--- RAW RECORDS ---

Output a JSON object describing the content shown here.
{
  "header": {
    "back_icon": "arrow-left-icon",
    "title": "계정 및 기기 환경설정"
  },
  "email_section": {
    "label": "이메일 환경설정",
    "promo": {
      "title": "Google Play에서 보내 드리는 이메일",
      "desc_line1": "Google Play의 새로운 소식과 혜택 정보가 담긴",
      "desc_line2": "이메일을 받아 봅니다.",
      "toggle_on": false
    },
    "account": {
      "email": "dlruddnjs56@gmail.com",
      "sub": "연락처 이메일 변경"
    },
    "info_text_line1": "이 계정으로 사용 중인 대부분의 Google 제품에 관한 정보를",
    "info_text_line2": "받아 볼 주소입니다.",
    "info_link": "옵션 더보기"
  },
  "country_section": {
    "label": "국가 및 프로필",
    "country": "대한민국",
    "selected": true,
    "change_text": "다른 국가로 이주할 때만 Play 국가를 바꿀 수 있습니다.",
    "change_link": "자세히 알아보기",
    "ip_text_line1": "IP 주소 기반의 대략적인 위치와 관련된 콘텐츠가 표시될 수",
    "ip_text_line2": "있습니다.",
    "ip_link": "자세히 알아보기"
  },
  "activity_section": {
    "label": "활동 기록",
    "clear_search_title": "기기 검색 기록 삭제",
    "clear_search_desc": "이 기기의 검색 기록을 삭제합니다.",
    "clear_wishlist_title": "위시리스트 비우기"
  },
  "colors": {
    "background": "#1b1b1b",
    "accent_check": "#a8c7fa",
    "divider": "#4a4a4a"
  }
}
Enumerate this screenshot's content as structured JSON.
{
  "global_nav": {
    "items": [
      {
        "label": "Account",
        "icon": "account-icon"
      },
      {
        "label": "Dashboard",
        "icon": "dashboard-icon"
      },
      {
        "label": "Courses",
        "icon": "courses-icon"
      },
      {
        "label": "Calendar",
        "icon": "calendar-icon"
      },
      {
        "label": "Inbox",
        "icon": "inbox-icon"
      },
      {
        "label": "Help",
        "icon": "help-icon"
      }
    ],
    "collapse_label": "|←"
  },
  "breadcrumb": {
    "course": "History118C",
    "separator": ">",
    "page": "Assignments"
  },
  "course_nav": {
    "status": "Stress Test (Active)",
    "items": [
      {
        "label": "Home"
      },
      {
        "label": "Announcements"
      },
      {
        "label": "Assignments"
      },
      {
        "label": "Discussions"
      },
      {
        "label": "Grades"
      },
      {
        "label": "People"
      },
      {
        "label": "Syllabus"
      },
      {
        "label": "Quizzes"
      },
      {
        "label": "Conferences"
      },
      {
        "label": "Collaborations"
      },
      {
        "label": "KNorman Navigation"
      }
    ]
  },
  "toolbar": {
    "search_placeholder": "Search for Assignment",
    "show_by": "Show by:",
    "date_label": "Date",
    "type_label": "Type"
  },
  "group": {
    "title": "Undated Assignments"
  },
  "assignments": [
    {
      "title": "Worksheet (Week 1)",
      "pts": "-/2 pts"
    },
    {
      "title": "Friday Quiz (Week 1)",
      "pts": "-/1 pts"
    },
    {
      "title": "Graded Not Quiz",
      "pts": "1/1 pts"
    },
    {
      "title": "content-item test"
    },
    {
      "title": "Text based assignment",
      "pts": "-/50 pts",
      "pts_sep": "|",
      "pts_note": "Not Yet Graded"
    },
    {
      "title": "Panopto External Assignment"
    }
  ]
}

---

AIM OF THE EXERCISE
Extract the complete listing verbatim.

TASK RESPONSE
Output a JSON object describing the content shown here.
{
  "header": {
    "back_icon": "arrow-left-icon",
    "title": "계정 및 기기 환경설정"
  },
  "email_section": {
    "label": "이메일 환경설정",
    "promo": {
      "title": "Google Play에서 보내 드리는 이메일",
      "desc_line1": "Google Play의 새로운 소식과 혜택 정보가 담긴",
      "desc_line2": "이메일을 받아 봅니다.",
      "toggle_on": false
    },
    "account": {
      "email": "dlruddnjs56@gmail.com",
      "sub": "연락처 이메일 변경"
    },
    "info_text_line1": "이 계정으로 사용 중인 대부분의 Google 제품에 관한 정보를",
    "info_text_line2": "받아 볼 주소입니다.",
    "info_link": "옵션 더보기"
  },
  "country_section": {
    "label": "국가 및 프로필",
    "country": "대한민국",
    "selected": true,
    "change_text": "다른 국가로 이주할 때만 Play 국가를 바꿀 수 있습니다.",
    "change_link": "자세히 알아보기",
    "ip_text_line1": "IP 주소 기반의 대략적인 위치와 관련된 콘텐츠가 표시될 수",
    "ip_text_line2": "있습니다.",
    "ip_link": "자세히 알아보기"
  },
  "activity_section": {
    "label": "활동 기록",
    "clear_search_title": "기기 검색 기록 삭제",
    "clear_search_desc": "이 기기의 검색 기록을 삭제합니다.",
    "clear_wishlist_title": "위시리스트 비우기"
  },
  "colors": {
    "background": "#1b1b1b",
    "accent_check": "#a8c7fa",
    "divider": "#4a4a4a"
  }
}
Enumerate this screenshot's content as structured JSON.
{
  "global_nav": {
    "items": [
      {
        "label": "Account",
        "icon": "account-icon"
      },
      {
        "label": "Dashboard",
        "icon": "dashboard-icon"
      },
      {
        "label": "Courses",
        "icon": "courses-icon"
      },
      {
        "label": "Calendar",
        "icon": "calendar-icon"
      },
      {
        "label": "Inbox",
        "icon": "inbox-icon"
      },
      {
        "label": "Help",
        "icon": "help-icon"
      }
    ],
    "collapse_label": "|←"
  },
  "breadcrumb": {
    "course": "History118C",
    "separator": ">",
    "page": "Assignments"
  },
  "course_nav": {
    "status": "Stress Test (Active)",
    "items": [
      {
        "label": "Home"
      },
      {
        "label": "Announcements"
      },
      {
        "label": "Assignments"
      },
      {
        "label": "Discussions"
      },
      {
        "label": "Grades"
      },
      {
        "label": "People"
      },
      {
        "label": "Syllabus"
      },
      {
        "label": "Quizzes"
      },
      {
        "label": "Conferences"
      },
      {
        "label": "Collaborations"
      },
      {
        "label": "KNorman Navigation"
      }
    ]
  },
  "toolbar": {
    "search_placeholder": "Search for Assignment",
    "show_by": "Show by:",
    "date_label": "Date",
    "type_label": "Type"
  },
  "group": {
    "title": "Undated Assignments"
  },
  "assignments": [
    {
      "title": "Worksheet (Week 1)",
      "pts": "-/2 pts"
    },
    {
      "title": "Friday Quiz (Week 1)",
      "pts": "-/1 pts"
    },
    {
      "title": "Graded Not Quiz",
      "pts": "1/1 pts"
    },
    {
      "title": "content-item test"
    },
    {
      "title": "Text based assignment",
      "pts": "-/50 pts",
      "pts_sep": "|",
      "pts_note": "Not Yet Graded"
    },
    {
      "title": "Panopto External Assignment"
    }
  ]
}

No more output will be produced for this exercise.